- Task to carry out:
Reproduce the listing below in full and without alteration, apart from its pictures.

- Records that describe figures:
◆ ◆ ◆
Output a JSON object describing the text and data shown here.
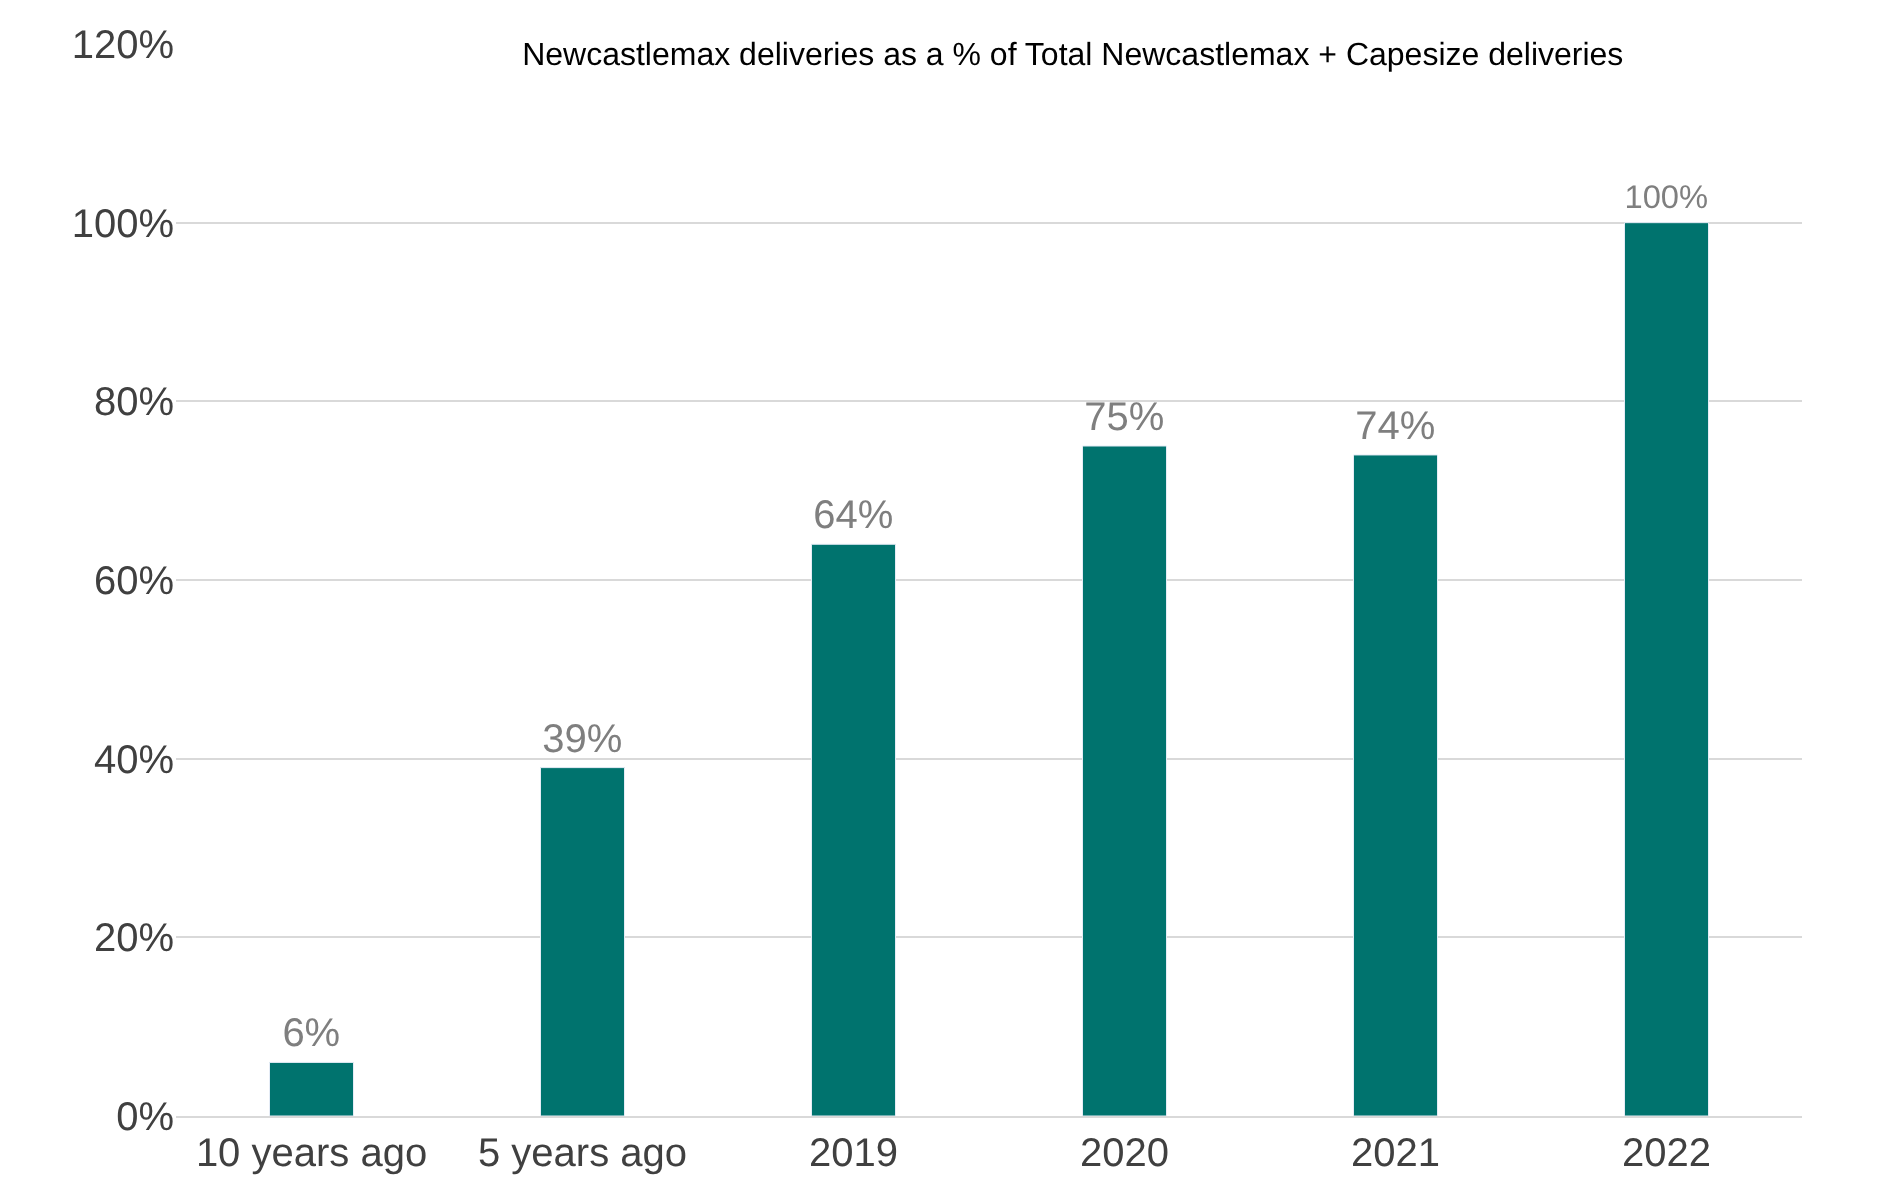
{
  "chart_data": {
    "type": "bar",
    "title": "Newcastlemax deliveries as a % of Total Newcastlemax + Capesize deliveries",
    "categories": [
      "10 years ago",
      "5 years ago",
      "2019",
      "2020",
      "2021",
      "2022"
    ],
    "values": [
      6,
      39,
      64,
      75,
      74,
      100
    ],
    "value_labels": [
      "6%",
      "39%",
      "64%",
      "75%",
      "74%",
      "100%"
    ],
    "color": "#00736e",
    "ylim": [
      0,
      120
    ],
    "yticks": [
      {
        "value": 0,
        "label": "0%"
      },
      {
        "value": 20,
        "label": "20%"
      },
      {
        "value": 40,
        "label": "40%"
      },
      {
        "value": 60,
        "label": "60%"
      },
      {
        "value": 80,
        "label": "80%"
      },
      {
        "value": 100,
        "label": "100%"
      },
      {
        "value": 120,
        "label": "120%"
      }
    ],
    "grid": "y",
    "legend": false
  }
}
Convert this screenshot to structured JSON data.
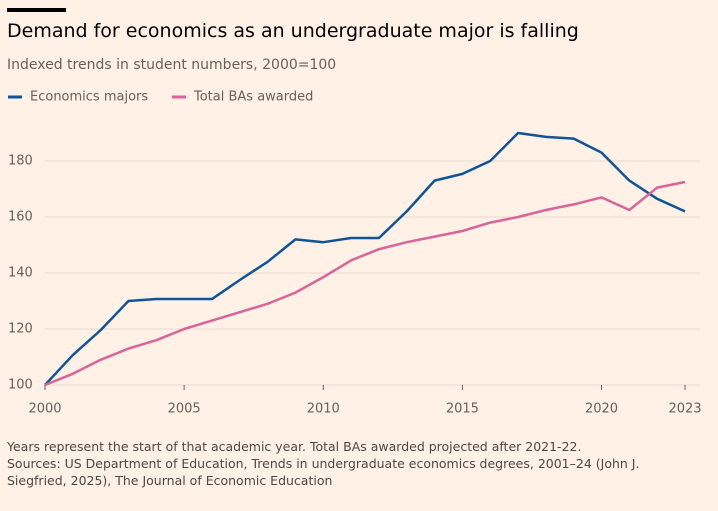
{
  "chart_data": {
    "type": "line",
    "title": "Demand for economics as an undergraduate major is falling",
    "subtitle": "Indexed trends in student numbers, 2000=100",
    "note": "Years represent the start of that academic year. Total BAs awarded projected after 2021-22.",
    "source": "Sources: US Department of Education, Trends in undergraduate economics degrees, 2001–24 (John J. Siegfried, 2025), The Journal of Economic Education",
    "x": [
      2000,
      2001,
      2002,
      2003,
      2004,
      2005,
      2006,
      2007,
      2008,
      2009,
      2010,
      2011,
      2012,
      2013,
      2014,
      2015,
      2016,
      2017,
      2018,
      2019,
      2020,
      2021,
      2022,
      2023
    ],
    "series": [
      {
        "name": "Economics majors",
        "color": "#0f5499",
        "values": [
          100,
          110.7,
          119.6,
          130,
          130.7,
          130.7,
          130.7,
          137.5,
          144,
          152,
          151,
          152.5,
          152.5,
          162,
          173,
          175.4,
          180,
          190,
          188.6,
          188,
          183,
          173,
          166.5,
          162
        ]
      },
      {
        "name": "Total BAs awarded",
        "color": "#d9649a",
        "values": [
          100,
          104,
          109,
          113,
          116,
          120,
          123,
          126,
          129,
          133,
          138.5,
          144.5,
          148.5,
          151,
          153,
          155,
          158,
          160,
          162.5,
          164.5,
          167,
          162.5,
          170.5,
          172.5
        ]
      }
    ],
    "xlim": [
      2000,
      2023
    ],
    "xticks": [
      2000,
      2005,
      2010,
      2015,
      2020,
      2023
    ],
    "ylim": [
      100,
      192
    ],
    "yticks": [
      100,
      120,
      140,
      160,
      180
    ],
    "grid": true
  }
}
◆ ◆ ◆
- Answer:
Output a JSON object describing the text and data shown here.
{
  "chart_data": {
    "type": "bar",
    "title": "Newcastlemax deliveries as a % of Total Newcastlemax + Capesize deliveries",
    "categories": [
      "10 years ago",
      "5 years ago",
      "2019",
      "2020",
      "2021",
      "2022"
    ],
    "values": [
      6,
      39,
      64,
      75,
      74,
      100
    ],
    "value_labels": [
      "6%",
      "39%",
      "64%",
      "75%",
      "74%",
      "100%"
    ],
    "color": "#00736e",
    "ylim": [
      0,
      120
    ],
    "yticks": [
      {
        "value": 0,
        "label": "0%"
      },
      {
        "value": 20,
        "label": "20%"
      },
      {
        "value": 40,
        "label": "40%"
      },
      {
        "value": 60,
        "label": "60%"
      },
      {
        "value": 80,
        "label": "80%"
      },
      {
        "value": 100,
        "label": "100%"
      },
      {
        "value": 120,
        "label": "120%"
      }
    ],
    "grid": "y",
    "legend": false
  }
}
Convert this screenshot to structured JSON data.
{
  "chart_data": {
    "type": "line",
    "title": "Demand for economics as an undergraduate major is falling",
    "subtitle": "Indexed trends in student numbers, 2000=100",
    "note": "Years represent the start of that academic year. Total BAs awarded projected after 2021-22.",
    "source": "Sources: US Department of Education, Trends in undergraduate economics degrees, 2001–24 (John J. Siegfried, 2025), The Journal of Economic Education",
    "x": [
      2000,
      2001,
      2002,
      2003,
      2004,
      2005,
      2006,
      2007,
      2008,
      2009,
      2010,
      2011,
      2012,
      2013,
      2014,
      2015,
      2016,
      2017,
      2018,
      2019,
      2020,
      2021,
      2022,
      2023
    ],
    "series": [
      {
        "name": "Economics majors",
        "color": "#0f5499",
        "values": [
          100,
          110.7,
          119.6,
          130,
          130.7,
          130.7,
          130.7,
          137.5,
          144,
          152,
          151,
          152.5,
          152.5,
          162,
          173,
          175.4,
          180,
          190,
          188.6,
          188,
          183,
          173,
          166.5,
          162
        ]
      },
      {
        "name": "Total BAs awarded",
        "color": "#d9649a",
        "values": [
          100,
          104,
          109,
          113,
          116,
          120,
          123,
          126,
          129,
          133,
          138.5,
          144.5,
          148.5,
          151,
          153,
          155,
          158,
          160,
          162.5,
          164.5,
          167,
          162.5,
          170.5,
          172.5
        ]
      }
    ],
    "xlim": [
      2000,
      2023
    ],
    "xticks": [
      2000,
      2005,
      2010,
      2015,
      2020,
      2023
    ],
    "ylim": [
      100,
      192
    ],
    "yticks": [
      100,
      120,
      140,
      160,
      180
    ],
    "grid": true
  }
}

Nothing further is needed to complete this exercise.